◆ **WRITTEN INSTRUCTION**: Scan the entries below and extract each line with the word "nhân" in it.

[Saved entries]
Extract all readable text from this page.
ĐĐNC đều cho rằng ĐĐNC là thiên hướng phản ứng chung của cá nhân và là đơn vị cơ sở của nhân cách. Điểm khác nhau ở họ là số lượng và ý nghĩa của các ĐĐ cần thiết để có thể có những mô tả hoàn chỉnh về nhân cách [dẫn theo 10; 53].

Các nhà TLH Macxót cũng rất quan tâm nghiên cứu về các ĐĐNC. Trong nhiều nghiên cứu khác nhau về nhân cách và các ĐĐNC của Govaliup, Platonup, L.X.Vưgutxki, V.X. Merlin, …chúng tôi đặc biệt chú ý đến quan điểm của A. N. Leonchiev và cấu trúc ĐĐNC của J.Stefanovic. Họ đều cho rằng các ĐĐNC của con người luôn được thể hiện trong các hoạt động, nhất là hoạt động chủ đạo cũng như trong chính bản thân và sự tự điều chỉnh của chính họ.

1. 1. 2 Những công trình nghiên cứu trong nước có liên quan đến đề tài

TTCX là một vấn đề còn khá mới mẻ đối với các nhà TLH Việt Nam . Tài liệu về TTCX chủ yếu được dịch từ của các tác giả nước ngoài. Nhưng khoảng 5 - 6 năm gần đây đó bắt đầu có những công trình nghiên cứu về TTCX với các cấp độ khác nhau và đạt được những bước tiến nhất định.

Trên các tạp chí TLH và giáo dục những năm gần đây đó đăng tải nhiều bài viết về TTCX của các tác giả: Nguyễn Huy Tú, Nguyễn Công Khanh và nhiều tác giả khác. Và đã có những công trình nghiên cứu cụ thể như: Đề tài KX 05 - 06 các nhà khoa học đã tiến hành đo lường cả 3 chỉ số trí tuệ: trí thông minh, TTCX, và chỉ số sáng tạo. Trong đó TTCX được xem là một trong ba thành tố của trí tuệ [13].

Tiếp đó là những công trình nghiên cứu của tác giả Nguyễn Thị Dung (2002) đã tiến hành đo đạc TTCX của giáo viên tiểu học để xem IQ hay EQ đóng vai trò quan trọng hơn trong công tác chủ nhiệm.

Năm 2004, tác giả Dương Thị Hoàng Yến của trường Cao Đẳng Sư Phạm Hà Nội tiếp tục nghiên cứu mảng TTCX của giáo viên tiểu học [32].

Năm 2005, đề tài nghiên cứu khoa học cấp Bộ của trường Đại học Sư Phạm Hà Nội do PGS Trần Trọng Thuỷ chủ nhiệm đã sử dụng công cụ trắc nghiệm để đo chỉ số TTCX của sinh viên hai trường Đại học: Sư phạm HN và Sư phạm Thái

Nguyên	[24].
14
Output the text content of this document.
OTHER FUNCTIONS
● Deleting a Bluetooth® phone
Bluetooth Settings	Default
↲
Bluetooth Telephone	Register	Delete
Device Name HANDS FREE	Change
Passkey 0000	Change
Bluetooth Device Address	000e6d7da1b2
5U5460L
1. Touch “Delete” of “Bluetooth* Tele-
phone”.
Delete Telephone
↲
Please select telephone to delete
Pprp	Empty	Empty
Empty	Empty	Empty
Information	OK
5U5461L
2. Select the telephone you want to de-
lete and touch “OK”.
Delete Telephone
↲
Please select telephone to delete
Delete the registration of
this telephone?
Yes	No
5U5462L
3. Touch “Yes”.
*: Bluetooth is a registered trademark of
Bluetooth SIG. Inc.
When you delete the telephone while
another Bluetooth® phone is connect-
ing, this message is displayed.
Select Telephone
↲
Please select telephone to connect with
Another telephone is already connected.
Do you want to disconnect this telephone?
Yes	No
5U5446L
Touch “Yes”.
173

◆ **FINISHED TASK**:
ĐĐNC đều cho rằng ĐĐNC là thiên hướng phản ứng chung của cá nhân và là đơn vị cơ sở của nhân cách. Điểm khác nhau ở họ là số lượng và ý nghĩa của các ĐĐ cần thiết để có thể có những mô tả hoàn chỉnh về nhân cách [dẫn theo 10; 53].
Các nhà TLH Macxót cũng rất quan tâm nghiên cứu về các ĐĐNC. Trong nhiều nghiên cứu khác nhau về nhân cách và các ĐĐNC của Govaliup, Platonup, L.X.Vưgutxki, V.X. Merlin, …chúng tôi đặc biệt chú ý đến quan điểm của A. N. Leonchiev và cấu trúc ĐĐNC của J.Stefanovic. Họ đều cho rằng các ĐĐNC của con người luôn được thể hiện trong các hoạt động, nhất là hoạt động chủ đạo cũng như trong chính bản thân và sự tự điều chỉnh của chính họ.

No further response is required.